====== Task input

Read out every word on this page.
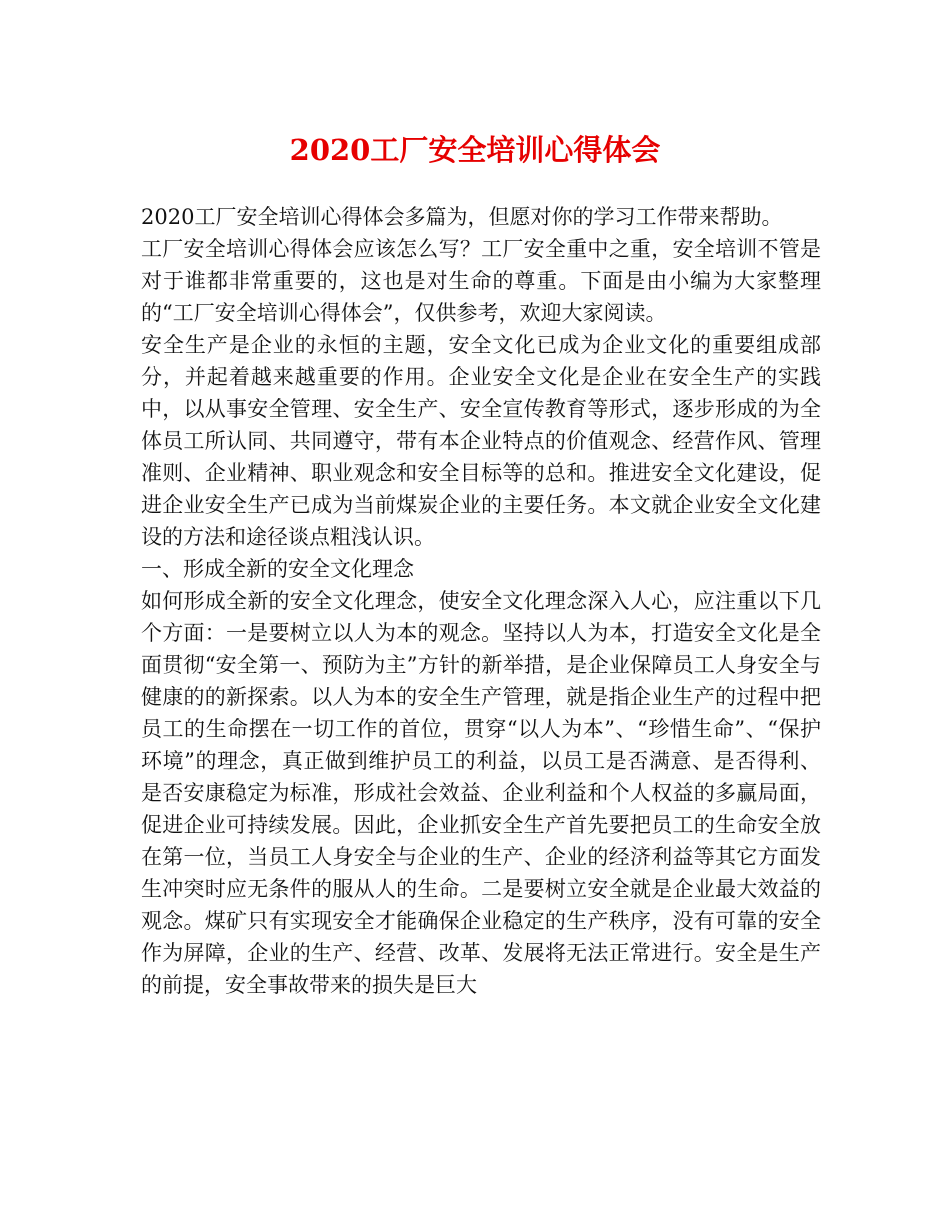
2020工厂安全培训心得体会

2020工厂安全培训心得体会多篇为，但愿对你的学习工作带来帮助。

工厂安全培训心得体会应该怎么写？工厂安全重中之重，安全培训不管是对于谁都非常重要的，这也是对生命的尊重。下面是由小编为大家整理的“工厂安全培训心得体会”，仅供参考，欢迎大家阅读。

安全生产是企业的永恒的主题，安全文化已成为企业文化的重要组成部分，并起着越来越重要的作用。企业安全文化是企业在安全生产的实践中，以从事安全管理、安全生产、安全宣传教育等形式，逐步形成的为全体员工所认同、共同遵守，带有本企业特点的价值观念、经营作风、管理准则、企业精神、职业观念和安全目标等的总和。推进安全文化建设，促进企业安全生产已成为当前煤炭企业的主要任务。本文就企业安全文化建设的方法和途径谈点粗浅认识。

一、形成全新的安全文化理念

如何形成全新的安全文化理念，使安全文化理念深入人心，应注重以下几个方面：一是要树立以人为本的观念。坚持以人为本，打造安全文化是全面贯彻“安全第一、预防为主”方针的新举措，是企业保障员工人身安全与健康的的新探索。以人为本的安全生产管理，就是指企业生产的过程中把员工的生命摆在一切工作的首位，贯穿“以人为本”、“珍惜生命”、“保护环境”的理念，真正做到维护员工的利益，以员工是否满意、是否得利、是否安康稳定为标准，形成社会效益、企业利益和个人权益的多赢局面，促进企业可持续发展。因此，企业抓安全生产首先要把员工的生命安全放在第一位，当员工人身安全与企业的生产、企业的经济利益等其它方面发生冲突时应无条件的服从人的生命。二是要树立安全就是企业最大效益的观念。煤矿只有实现安全才能确保企业稳定的生产秩序，没有可靠的安全作为屏障，企业的生产、经营、改革、发展将无法正常进行。安全是生产的前提，安全事故带来的损失是巨大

============

### [Short problem]
Set every line down exactly as written, leaving each picture out.

### [Response]
Read out every word on this page.
2020工厂安全培训心得体会

2020工厂安全培训心得体会多篇为，但愿对你的学习工作带来帮助。

工厂安全培训心得体会应该怎么写？工厂安全重中之重，安全培训不管是对于谁都非常重要的，这也是对生命的尊重。下面是由小编为大家整理的“工厂安全培训心得体会”，仅供参考，欢迎大家阅读。

安全生产是企业的永恒的主题，安全文化已成为企业文化的重要组成部分，并起着越来越重要的作用。企业安全文化是企业在安全生产的实践中，以从事安全管理、安全生产、安全宣传教育等形式，逐步形成的为全体员工所认同、共同遵守，带有本企业特点的价值观念、经营作风、管理准则、企业精神、职业观念和安全目标等的总和。推进安全文化建设，促进企业安全生产已成为当前煤炭企业的主要任务。本文就企业安全文化建设的方法和途径谈点粗浅认识。

一、形成全新的安全文化理念

如何形成全新的安全文化理念，使安全文化理念深入人心，应注重以下几个方面：一是要树立以人为本的观念。坚持以人为本，打造安全文化是全面贯彻“安全第一、预防为主”方针的新举措，是企业保障员工人身安全与健康的的新探索。以人为本的安全生产管理，就是指企业生产的过程中把员工的生命摆在一切工作的首位，贯穿“以人为本”、“珍惜生命”、“保护环境”的理念，真正做到维护员工的利益，以员工是否满意、是否得利、是否安康稳定为标准，形成社会效益、企业利益和个人权益的多赢局面，促进企业可持续发展。因此，企业抓安全生产首先要把员工的生命安全放在第一位，当员工人身安全与企业的生产、企业的经济利益等其它方面发生冲突时应无条件的服从人的生命。二是要树立安全就是企业最大效益的观念。煤矿只有实现安全才能确保企业稳定的生产秩序，没有可靠的安全作为屏障，企业的生产、经营、改革、发展将无法正常进行。安全是生产的前提，安全事故带来的损失是巨大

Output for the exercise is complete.